- **YOUR TASK**: All the data should be repeated exactly. Any image in it is left out.

- **EXERCISE INPUT**:
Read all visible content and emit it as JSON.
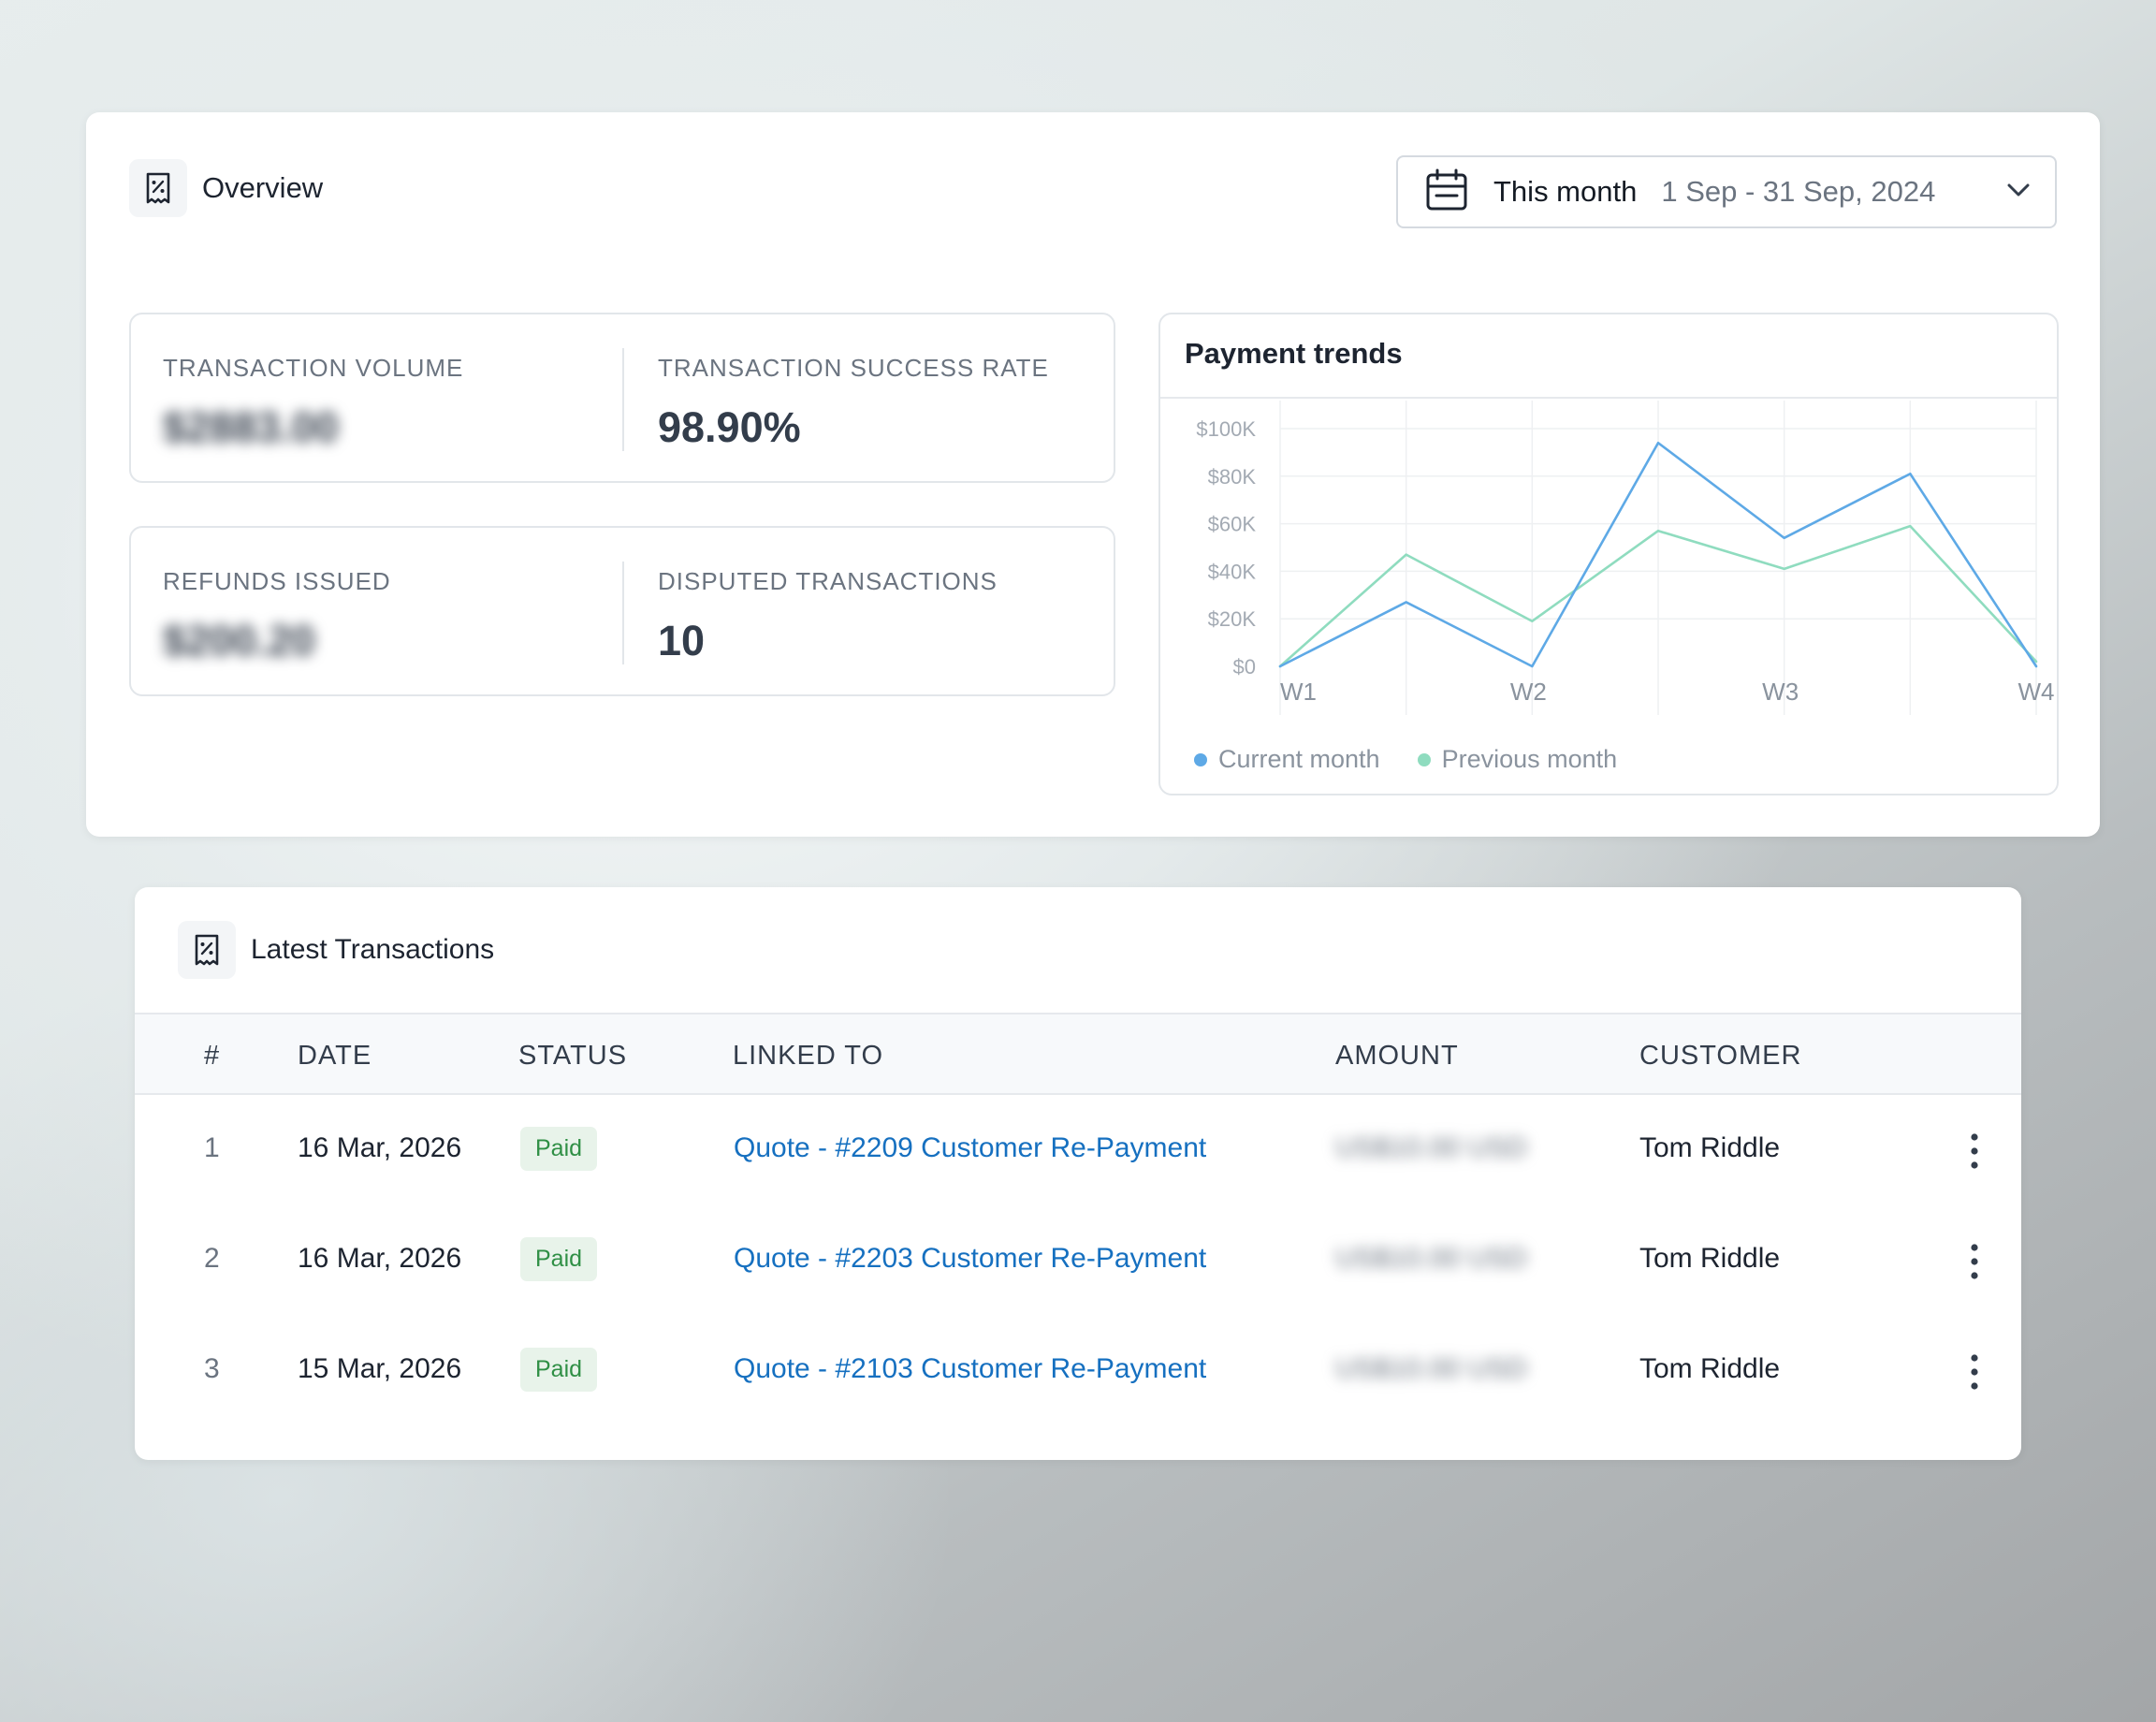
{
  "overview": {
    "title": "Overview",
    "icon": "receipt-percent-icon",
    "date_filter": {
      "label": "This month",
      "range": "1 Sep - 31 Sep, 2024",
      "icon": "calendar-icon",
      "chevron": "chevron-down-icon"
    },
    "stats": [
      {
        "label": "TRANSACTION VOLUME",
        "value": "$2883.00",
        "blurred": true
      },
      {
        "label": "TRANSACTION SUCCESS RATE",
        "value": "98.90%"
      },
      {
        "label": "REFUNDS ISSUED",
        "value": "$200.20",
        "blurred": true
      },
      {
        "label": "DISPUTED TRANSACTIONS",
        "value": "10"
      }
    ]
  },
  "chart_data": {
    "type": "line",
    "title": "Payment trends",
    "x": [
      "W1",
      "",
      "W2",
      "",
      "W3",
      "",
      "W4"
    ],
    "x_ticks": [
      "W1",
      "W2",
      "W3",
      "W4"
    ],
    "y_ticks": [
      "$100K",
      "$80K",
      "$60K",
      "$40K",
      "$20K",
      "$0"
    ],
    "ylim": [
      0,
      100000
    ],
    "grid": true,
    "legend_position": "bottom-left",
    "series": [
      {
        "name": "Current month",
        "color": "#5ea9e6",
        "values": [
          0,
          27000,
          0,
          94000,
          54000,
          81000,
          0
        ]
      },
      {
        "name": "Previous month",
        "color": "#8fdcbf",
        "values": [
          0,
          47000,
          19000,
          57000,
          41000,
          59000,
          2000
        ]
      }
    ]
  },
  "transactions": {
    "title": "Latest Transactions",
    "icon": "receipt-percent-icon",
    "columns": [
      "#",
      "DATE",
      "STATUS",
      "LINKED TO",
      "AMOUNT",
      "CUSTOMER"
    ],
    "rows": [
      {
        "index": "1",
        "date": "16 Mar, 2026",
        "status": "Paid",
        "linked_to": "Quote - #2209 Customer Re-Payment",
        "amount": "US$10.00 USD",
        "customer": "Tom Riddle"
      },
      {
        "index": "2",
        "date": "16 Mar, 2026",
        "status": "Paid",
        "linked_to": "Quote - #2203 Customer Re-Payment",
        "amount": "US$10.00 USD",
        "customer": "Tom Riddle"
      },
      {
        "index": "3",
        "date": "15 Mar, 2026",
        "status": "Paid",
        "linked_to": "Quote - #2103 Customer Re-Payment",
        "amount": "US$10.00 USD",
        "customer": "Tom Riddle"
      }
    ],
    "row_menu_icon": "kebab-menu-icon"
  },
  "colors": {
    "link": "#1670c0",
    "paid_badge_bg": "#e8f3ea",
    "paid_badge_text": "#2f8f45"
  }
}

- **TASK SOLUTION**:
Read all visible content and emit it as JSON.
{
  "overview": {
    "title": "Overview",
    "icon": "receipt-percent-icon",
    "date_filter": {
      "label": "This month",
      "range": "1 Sep - 31 Sep, 2024",
      "icon": "calendar-icon",
      "chevron": "chevron-down-icon"
    },
    "stats": [
      {
        "label": "TRANSACTION VOLUME",
        "value": "$2883.00",
        "blurred": true
      },
      {
        "label": "TRANSACTION SUCCESS RATE",
        "value": "98.90%"
      },
      {
        "label": "REFUNDS ISSUED",
        "value": "$200.20",
        "blurred": true
      },
      {
        "label": "DISPUTED TRANSACTIONS",
        "value": "10"
      }
    ]
  },
  "chart_data": {
    "type": "line",
    "title": "Payment trends",
    "x": [
      "W1",
      "",
      "W2",
      "",
      "W3",
      "",
      "W4"
    ],
    "x_ticks": [
      "W1",
      "W2",
      "W3",
      "W4"
    ],
    "y_ticks": [
      "$100K",
      "$80K",
      "$60K",
      "$40K",
      "$20K",
      "$0"
    ],
    "ylim": [
      0,
      100000
    ],
    "grid": true,
    "legend_position": "bottom-left",
    "series": [
      {
        "name": "Current month",
        "color": "#5ea9e6",
        "values": [
          0,
          27000,
          0,
          94000,
          54000,
          81000,
          0
        ]
      },
      {
        "name": "Previous month",
        "color": "#8fdcbf",
        "values": [
          0,
          47000,
          19000,
          57000,
          41000,
          59000,
          2000
        ]
      }
    ]
  },
  "transactions": {
    "title": "Latest Transactions",
    "icon": "receipt-percent-icon",
    "columns": [
      "#",
      "DATE",
      "STATUS",
      "LINKED TO",
      "AMOUNT",
      "CUSTOMER"
    ],
    "rows": [
      {
        "index": "1",
        "date": "16 Mar, 2026",
        "status": "Paid",
        "linked_to": "Quote - #2209 Customer Re-Payment",
        "amount": "US$10.00 USD",
        "customer": "Tom Riddle"
      },
      {
        "index": "2",
        "date": "16 Mar, 2026",
        "status": "Paid",
        "linked_to": "Quote - #2203 Customer Re-Payment",
        "amount": "US$10.00 USD",
        "customer": "Tom Riddle"
      },
      {
        "index": "3",
        "date": "15 Mar, 2026",
        "status": "Paid",
        "linked_to": "Quote - #2103 Customer Re-Payment",
        "amount": "US$10.00 USD",
        "customer": "Tom Riddle"
      }
    ],
    "row_menu_icon": "kebab-menu-icon"
  },
  "colors": {
    "link": "#1670c0",
    "paid_badge_bg": "#e8f3ea",
    "paid_badge_text": "#2f8f45"
  }
}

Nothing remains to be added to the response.